◆ PROMPT ◆
Count lines, not occurrences: give the number of lines holding the word "this", and nothing besides.
++++++++
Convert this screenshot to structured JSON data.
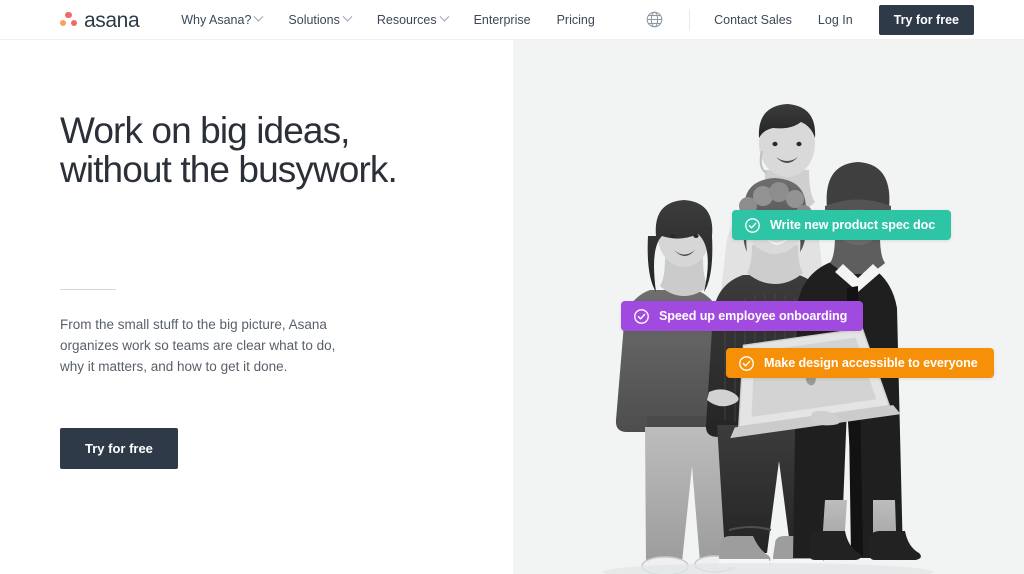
{
  "brand": {
    "name": "asana",
    "logo_icon": "asana-dots-logo",
    "dot_colors": [
      "#f06a6a",
      "#f8a15e",
      "#f06a6a"
    ]
  },
  "navbar": {
    "links": [
      {
        "label": "Why Asana?",
        "has_dropdown": true,
        "icon": "chevron-down-icon"
      },
      {
        "label": "Solutions",
        "has_dropdown": true,
        "icon": "chevron-down-icon"
      },
      {
        "label": "Resources",
        "has_dropdown": true,
        "icon": "chevron-down-icon"
      },
      {
        "label": "Enterprise",
        "has_dropdown": false,
        "icon": ""
      },
      {
        "label": "Pricing",
        "has_dropdown": false,
        "icon": ""
      }
    ],
    "language_icon": "globe-icon",
    "contact_sales_label": "Contact Sales",
    "login_label": "Log In",
    "try_free_label": "Try for free",
    "try_free_bg": "#2e3a47"
  },
  "hero": {
    "title": "Work on big ideas,\nwithout the busywork.",
    "subtitle": "From the small stuff to the big picture, Asana\norganizes work so teams are clear what to do,\nwhy it matters, and how to get it done.",
    "cta_label": "Try for free",
    "cta_bg": "#2e3a47",
    "left_bg": "#ffffff",
    "right_bg": "#f1f4f3",
    "image_alt": "four-people-with-laptop-photo"
  },
  "task_pills": [
    {
      "label": "Write new product spec doc",
      "color": "#2ec4a6",
      "icon": "check-circle-icon"
    },
    {
      "label": "Speed up employee onboarding",
      "color": "#a14ae0",
      "icon": "check-circle-icon"
    },
    {
      "label": "Make design accessible to everyone",
      "color": "#f79009",
      "icon": "check-circle-icon"
    }
  ]
}
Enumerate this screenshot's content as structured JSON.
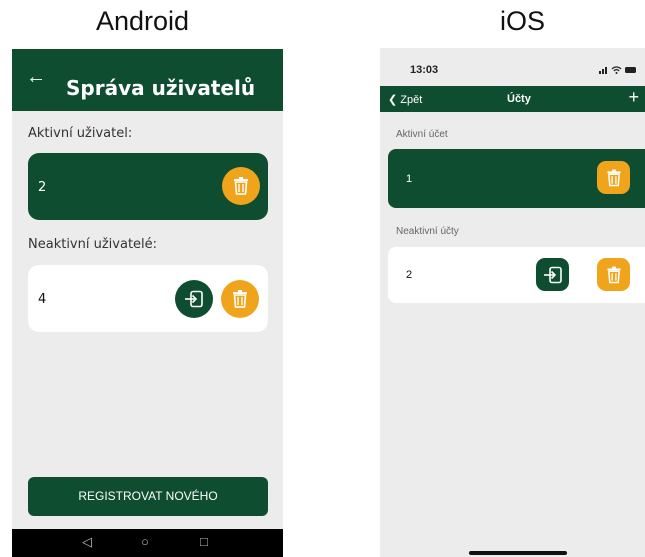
++++++++
◆ PROBLEM SOLUTION ◆
2